* Exercise description *
Can you format every line of the data below as a numbered list, leaving out any blank lines?

* Supplied entries *
# # # # #

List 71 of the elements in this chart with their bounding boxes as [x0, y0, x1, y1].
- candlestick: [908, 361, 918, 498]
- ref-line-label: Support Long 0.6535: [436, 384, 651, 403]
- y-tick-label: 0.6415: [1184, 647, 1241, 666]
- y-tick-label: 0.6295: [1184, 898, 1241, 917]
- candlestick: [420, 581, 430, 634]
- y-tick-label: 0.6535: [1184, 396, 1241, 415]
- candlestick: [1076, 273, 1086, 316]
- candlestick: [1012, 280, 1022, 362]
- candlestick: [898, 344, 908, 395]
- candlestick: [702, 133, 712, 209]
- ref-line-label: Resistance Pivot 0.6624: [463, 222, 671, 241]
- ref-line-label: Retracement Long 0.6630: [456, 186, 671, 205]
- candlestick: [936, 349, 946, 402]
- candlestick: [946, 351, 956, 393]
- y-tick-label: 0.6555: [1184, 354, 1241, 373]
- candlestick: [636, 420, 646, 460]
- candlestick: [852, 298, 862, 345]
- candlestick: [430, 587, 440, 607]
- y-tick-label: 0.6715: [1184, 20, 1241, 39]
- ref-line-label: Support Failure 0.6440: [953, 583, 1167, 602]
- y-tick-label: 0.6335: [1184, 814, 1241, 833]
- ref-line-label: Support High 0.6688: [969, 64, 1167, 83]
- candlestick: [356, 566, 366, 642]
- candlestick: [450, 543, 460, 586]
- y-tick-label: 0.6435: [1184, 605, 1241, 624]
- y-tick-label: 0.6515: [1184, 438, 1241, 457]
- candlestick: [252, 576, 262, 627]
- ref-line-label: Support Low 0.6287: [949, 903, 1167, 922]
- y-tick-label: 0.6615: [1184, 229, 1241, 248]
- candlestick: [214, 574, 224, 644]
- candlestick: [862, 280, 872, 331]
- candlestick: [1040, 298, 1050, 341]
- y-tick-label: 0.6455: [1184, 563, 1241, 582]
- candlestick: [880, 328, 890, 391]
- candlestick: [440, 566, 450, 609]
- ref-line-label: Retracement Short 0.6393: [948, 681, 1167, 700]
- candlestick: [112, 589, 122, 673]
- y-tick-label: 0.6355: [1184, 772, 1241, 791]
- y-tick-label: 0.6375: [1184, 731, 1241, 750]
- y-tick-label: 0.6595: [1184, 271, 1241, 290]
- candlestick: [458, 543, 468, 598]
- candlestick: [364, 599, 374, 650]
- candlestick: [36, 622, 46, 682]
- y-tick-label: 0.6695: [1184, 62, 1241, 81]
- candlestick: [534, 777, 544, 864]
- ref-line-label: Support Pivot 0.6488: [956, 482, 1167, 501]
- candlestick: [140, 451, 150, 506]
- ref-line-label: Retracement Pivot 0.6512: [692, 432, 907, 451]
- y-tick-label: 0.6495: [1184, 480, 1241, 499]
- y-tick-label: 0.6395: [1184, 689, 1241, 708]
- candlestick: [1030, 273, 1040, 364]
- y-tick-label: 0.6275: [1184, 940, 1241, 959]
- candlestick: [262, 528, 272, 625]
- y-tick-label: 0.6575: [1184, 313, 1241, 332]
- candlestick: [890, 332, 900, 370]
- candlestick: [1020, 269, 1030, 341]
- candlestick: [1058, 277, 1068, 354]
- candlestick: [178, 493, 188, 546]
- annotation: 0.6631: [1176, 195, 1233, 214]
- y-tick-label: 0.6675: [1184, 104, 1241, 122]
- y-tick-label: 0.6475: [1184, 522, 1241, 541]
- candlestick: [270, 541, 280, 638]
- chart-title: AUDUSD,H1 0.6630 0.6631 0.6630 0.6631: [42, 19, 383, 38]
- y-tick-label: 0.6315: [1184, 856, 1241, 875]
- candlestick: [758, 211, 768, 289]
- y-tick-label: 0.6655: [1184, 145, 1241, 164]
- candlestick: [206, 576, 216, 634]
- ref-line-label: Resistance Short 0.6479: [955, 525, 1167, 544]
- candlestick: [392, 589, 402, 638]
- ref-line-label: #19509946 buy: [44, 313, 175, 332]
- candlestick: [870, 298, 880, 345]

# # # # #

* The answer *
1. List 71 of the elements in this chart with their bounding boxes as [x0, y0, x1, y1].
2. - candlestick: [908, 361, 918, 498]
3. - ref-line-label: Support Long 0.6535: [436, 384, 651, 403]
4. - y-tick-label: 0.6415: [1184, 647, 1241, 666]
5. - y-tick-label: 0.6295: [1184, 898, 1241, 917]
6. - candlestick: [420, 581, 430, 634]
7. - y-tick-label: 0.6535: [1184, 396, 1241, 415]
8. - candlestick: [1076, 273, 1086, 316]
9. - candlestick: [1012, 280, 1022, 362]
10. - candlestick: [898, 344, 908, 395]
11. - candlestick: [702, 133, 712, 209]
12. - ref-line-label: Resistance Pivot 0.6624: [463, 222, 671, 241]
13. - ref-line-label: Retracement Long 0.6630: [456, 186, 671, 205]
14. - candlestick: [936, 349, 946, 402]
15. - candlestick: [946, 351, 956, 393]
16. - y-tick-label: 0.6555: [1184, 354, 1241, 373]
17. - candlestick: [636, 420, 646, 460]
18. - candlestick: [852, 298, 862, 345]
19. - candlestick: [430, 587, 440, 607]
20. - y-tick-label: 0.6715: [1184, 20, 1241, 39]
21. - ref-line-label: Support Failure 0.6440: [953, 583, 1167, 602]
22. - y-tick-label: 0.6335: [1184, 814, 1241, 833]
23. - ref-line-label: Support High 0.6688: [969, 64, 1167, 83]
24. - candlestick: [356, 566, 366, 642]
25. - candlestick: [450, 543, 460, 586]
26. - y-tick-label: 0.6435: [1184, 605, 1241, 624]
27. - y-tick-label: 0.6515: [1184, 438, 1241, 457]
28. - candlestick: [252, 576, 262, 627]
29. - ref-line-label: Support Low 0.6287: [949, 903, 1167, 922]
30. - y-tick-label: 0.6615: [1184, 229, 1241, 248]
31. - candlestick: [214, 574, 224, 644]
32. - candlestick: [862, 280, 872, 331]
33. - candlestick: [1040, 298, 1050, 341]
34. - y-tick-label: 0.6455: [1184, 563, 1241, 582]
35. - candlestick: [880, 328, 890, 391]
36. - candlestick: [440, 566, 450, 609]
37. - ref-line-label: Retracement Short 0.6393: [948, 681, 1167, 700]
38. - candlestick: [112, 589, 122, 673]
39. - y-tick-label: 0.6355: [1184, 772, 1241, 791]
40. - y-tick-label: 0.6375: [1184, 731, 1241, 750]
41. - y-tick-label: 0.6595: [1184, 271, 1241, 290]
42. - candlestick: [458, 543, 468, 598]
43. - candlestick: [364, 599, 374, 650]
44. - candlestick: [36, 622, 46, 682]
45. - y-tick-label: 0.6695: [1184, 62, 1241, 81]
46. - candlestick: [534, 777, 544, 864]
47. - ref-line-label: Support Pivot 0.6488: [956, 482, 1167, 501]
48. - candlestick: [140, 451, 150, 506]
49. - ref-line-label: Retracement Pivot 0.6512: [692, 432, 907, 451]
50. - y-tick-label: 0.6495: [1184, 480, 1241, 499]
51. - y-tick-label: 0.6395: [1184, 689, 1241, 708]
52. - candlestick: [1030, 273, 1040, 364]
53. - y-tick-label: 0.6275: [1184, 940, 1241, 959]
54. - candlestick: [262, 528, 272, 625]
55. - y-tick-label: 0.6575: [1184, 313, 1241, 332]
56. - candlestick: [890, 332, 900, 370]
57. - candlestick: [1020, 269, 1030, 341]
58. - candlestick: [1058, 277, 1068, 354]
59. - candlestick: [178, 493, 188, 546]
60. - annotation: 0.6631: [1176, 195, 1233, 214]
61. - y-tick-label: 0.6675: [1184, 104, 1241, 122]
62. - y-tick-label: 0.6475: [1184, 522, 1241, 541]
63. - candlestick: [270, 541, 280, 638]
64. - chart-title: AUDUSD,H1 0.6630 0.6631 0.6630 0.6631: [42, 19, 383, 38]
65. - y-tick-label: 0.6315: [1184, 856, 1241, 875]
66. - candlestick: [758, 211, 768, 289]
67. - y-tick-label: 0.6655: [1184, 145, 1241, 164]
68. - candlestick: [206, 576, 216, 634]
69. - ref-line-label: Resistance Short 0.6479: [955, 525, 1167, 544]
70. - candlestick: [392, 589, 402, 638]
71. - ref-line-label: #19509946 buy: [44, 313, 175, 332]
72. - candlestick: [870, 298, 880, 345]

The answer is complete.